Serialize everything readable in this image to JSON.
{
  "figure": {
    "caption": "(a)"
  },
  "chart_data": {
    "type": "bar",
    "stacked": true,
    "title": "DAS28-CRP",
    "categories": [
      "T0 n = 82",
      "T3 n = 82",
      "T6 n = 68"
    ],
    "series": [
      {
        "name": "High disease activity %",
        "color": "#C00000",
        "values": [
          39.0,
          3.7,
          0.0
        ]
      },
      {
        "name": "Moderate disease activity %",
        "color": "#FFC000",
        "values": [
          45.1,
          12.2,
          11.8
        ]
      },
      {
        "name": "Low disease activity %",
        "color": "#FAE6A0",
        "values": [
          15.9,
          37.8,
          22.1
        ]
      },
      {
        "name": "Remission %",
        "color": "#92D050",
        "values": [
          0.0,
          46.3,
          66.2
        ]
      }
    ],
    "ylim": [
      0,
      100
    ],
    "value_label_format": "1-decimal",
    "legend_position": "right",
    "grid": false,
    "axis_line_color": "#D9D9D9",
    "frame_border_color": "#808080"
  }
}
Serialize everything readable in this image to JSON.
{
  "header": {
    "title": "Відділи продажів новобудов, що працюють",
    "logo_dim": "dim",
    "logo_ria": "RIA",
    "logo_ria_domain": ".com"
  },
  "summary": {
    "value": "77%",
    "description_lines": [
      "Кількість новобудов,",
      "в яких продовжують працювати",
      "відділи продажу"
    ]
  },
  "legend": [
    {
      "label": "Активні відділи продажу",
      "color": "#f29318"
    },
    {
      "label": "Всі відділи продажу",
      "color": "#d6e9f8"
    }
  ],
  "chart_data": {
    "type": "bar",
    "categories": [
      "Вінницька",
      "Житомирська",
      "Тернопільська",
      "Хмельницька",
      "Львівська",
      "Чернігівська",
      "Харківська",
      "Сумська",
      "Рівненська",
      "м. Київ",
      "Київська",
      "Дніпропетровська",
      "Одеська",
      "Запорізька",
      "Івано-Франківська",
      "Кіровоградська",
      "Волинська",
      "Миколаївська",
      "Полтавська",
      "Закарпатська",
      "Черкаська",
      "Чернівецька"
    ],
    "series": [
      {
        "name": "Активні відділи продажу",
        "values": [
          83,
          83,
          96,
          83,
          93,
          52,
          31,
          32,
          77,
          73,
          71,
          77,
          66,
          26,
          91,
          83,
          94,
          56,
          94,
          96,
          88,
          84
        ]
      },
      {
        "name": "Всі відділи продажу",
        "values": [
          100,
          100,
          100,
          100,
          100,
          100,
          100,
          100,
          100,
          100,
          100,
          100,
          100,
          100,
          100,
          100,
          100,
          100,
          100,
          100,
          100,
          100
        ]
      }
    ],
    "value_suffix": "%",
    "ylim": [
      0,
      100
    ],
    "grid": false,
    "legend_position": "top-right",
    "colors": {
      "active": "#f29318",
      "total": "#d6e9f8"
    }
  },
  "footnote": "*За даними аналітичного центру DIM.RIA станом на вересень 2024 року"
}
==*==
### TASK GOAL
Check each line above for the string "title", then copy the ones that have it.

### ANSWER TO THIS EXERCISE
    "title": "DAS28-CRP",
    "title": "Відділи продажів новобудов, що працюють",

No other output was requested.